DATA PROVIDED »
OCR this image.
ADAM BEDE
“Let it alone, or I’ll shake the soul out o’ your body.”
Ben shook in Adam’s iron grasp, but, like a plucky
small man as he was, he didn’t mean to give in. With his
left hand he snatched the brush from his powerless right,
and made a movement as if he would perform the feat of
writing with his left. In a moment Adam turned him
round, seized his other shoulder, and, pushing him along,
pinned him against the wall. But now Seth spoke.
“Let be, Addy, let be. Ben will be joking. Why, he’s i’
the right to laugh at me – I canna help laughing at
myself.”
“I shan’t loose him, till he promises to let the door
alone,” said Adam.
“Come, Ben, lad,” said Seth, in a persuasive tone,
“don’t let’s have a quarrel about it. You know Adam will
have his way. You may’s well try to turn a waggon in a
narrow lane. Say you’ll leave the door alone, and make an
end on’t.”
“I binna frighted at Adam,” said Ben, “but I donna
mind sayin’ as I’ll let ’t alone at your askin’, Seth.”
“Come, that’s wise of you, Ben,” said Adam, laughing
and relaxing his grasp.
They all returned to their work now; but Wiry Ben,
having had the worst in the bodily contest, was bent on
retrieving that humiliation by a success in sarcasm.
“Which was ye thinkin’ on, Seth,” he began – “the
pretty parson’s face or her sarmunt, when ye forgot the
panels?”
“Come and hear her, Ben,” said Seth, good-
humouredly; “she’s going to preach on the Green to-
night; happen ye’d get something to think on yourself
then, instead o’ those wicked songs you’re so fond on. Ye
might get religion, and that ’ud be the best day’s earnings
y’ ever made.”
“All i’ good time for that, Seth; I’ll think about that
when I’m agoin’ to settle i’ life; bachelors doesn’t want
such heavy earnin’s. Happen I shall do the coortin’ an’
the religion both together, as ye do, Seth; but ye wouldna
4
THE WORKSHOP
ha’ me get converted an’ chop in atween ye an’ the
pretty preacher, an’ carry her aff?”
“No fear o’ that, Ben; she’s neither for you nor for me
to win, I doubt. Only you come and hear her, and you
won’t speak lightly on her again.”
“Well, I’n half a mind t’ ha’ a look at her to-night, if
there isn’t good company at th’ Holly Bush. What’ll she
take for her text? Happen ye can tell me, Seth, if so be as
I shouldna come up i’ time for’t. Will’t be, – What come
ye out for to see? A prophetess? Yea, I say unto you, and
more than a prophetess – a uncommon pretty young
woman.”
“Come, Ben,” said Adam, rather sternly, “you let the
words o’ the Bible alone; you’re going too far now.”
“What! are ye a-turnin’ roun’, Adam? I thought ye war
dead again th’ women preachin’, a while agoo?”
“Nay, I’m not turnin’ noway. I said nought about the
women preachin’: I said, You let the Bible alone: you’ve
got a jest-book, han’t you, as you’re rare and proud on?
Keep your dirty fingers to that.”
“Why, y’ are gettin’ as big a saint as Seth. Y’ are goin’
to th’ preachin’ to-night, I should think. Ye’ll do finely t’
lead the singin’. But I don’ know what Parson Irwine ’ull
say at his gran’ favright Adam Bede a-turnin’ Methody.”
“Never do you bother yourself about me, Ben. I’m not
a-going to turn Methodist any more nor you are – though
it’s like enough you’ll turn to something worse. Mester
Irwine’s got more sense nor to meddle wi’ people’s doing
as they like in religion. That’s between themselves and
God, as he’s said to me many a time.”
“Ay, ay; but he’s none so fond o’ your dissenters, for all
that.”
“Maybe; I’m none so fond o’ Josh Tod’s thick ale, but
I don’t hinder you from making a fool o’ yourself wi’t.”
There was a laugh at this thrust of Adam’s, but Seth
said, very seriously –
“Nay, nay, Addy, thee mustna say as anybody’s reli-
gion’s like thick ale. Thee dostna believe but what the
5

THE TASK » Exactly as written above, please repeat the entries.

WRITTEN RESPONSE »
OCR this image.
ADAM BEDE
“Let it alone, or I’ll shake the soul out o’ your body.”
Ben shook in Adam’s iron grasp, but, like a plucky
small man as he was, he didn’t mean to give in. With his
left hand he snatched the brush from his powerless right,
and made a movement as if he would perform the feat of
writing with his left. In a moment Adam turned him
round, seized his other shoulder, and, pushing him along,
pinned him against the wall. But now Seth spoke.
“Let be, Addy, let be. Ben will be joking. Why, he’s i’
the right to laugh at me – I canna help laughing at
myself.”
“I shan’t loose him, till he promises to let the door
alone,” said Adam.
“Come, Ben, lad,” said Seth, in a persuasive tone,
“don’t let’s have a quarrel about it. You know Adam will
have his way. You may’s well try to turn a waggon in a
narrow lane. Say you’ll leave the door alone, and make an
end on’t.”
“I binna frighted at Adam,” said Ben, “but I donna
mind sayin’ as I’ll let ’t alone at your askin’, Seth.”
“Come, that’s wise of you, Ben,” said Adam, laughing
and relaxing his grasp.
They all returned to their work now; but Wiry Ben,
having had the worst in the bodily contest, was bent on
retrieving that humiliation by a success in sarcasm.
“Which was ye thinkin’ on, Seth,” he began – “the
pretty parson’s face or her sarmunt, when ye forgot the
panels?”
“Come and hear her, Ben,” said Seth, good-
humouredly; “she’s going to preach on the Green to-
night; happen ye’d get something to think on yourself
then, instead o’ those wicked songs you’re so fond on. Ye
might get religion, and that ’ud be the best day’s earnings
y’ ever made.”
“All i’ good time for that, Seth; I’ll think about that
when I’m agoin’ to settle i’ life; bachelors doesn’t want
such heavy earnin’s. Happen I shall do the coortin’ an’
the religion both together, as ye do, Seth; but ye wouldna
4
THE WORKSHOP
ha’ me get converted an’ chop in atween ye an’ the
pretty preacher, an’ carry her aff?”
“No fear o’ that, Ben; she’s neither for you nor for me
to win, I doubt. Only you come and hear her, and you
won’t speak lightly on her again.”
“Well, I’n half a mind t’ ha’ a look at her to-night, if
there isn’t good company at th’ Holly Bush. What’ll she
take for her text? Happen ye can tell me, Seth, if so be as
I shouldna come up i’ time for’t. Will’t be, – What come
ye out for to see? A prophetess? Yea, I say unto you, and
more than a prophetess – a uncommon pretty young
woman.”
“Come, Ben,” said Adam, rather sternly, “you let the
words o’ the Bible alone; you’re going too far now.”
“What! are ye a-turnin’ roun’, Adam? I thought ye war
dead again th’ women preachin’, a while agoo?”
“Nay, I’m not turnin’ noway. I said nought about the
women preachin’: I said, You let the Bible alone: you’ve
got a jest-book, han’t you, as you’re rare and proud on?
Keep your dirty fingers to that.”
“Why, y’ are gettin’ as big a saint as Seth. Y’ are goin’
to th’ preachin’ to-night, I should think. Ye’ll do finely t’
lead the singin’. But I don’ know what Parson Irwine ’ull
say at his gran’ favright Adam Bede a-turnin’ Methody.”
“Never do you bother yourself about me, Ben. I’m not
a-going to turn Methodist any more nor you are – though
it’s like enough you’ll turn to something worse. Mester
Irwine’s got more sense nor to meddle wi’ people’s doing
as they like in religion. That’s between themselves and
God, as he’s said to me many a time.”
“Ay, ay; but he’s none so fond o’ your dissenters, for all
that.”
“Maybe; I’m none so fond o’ Josh Tod’s thick ale, but
I don’t hinder you from making a fool o’ yourself wi’t.”
There was a laugh at this thrust of Adam’s, but Seth
said, very seriously –
“Nay, nay, Addy, thee mustna say as anybody’s reli-
gion’s like thick ale. Thee dostna believe but what the
5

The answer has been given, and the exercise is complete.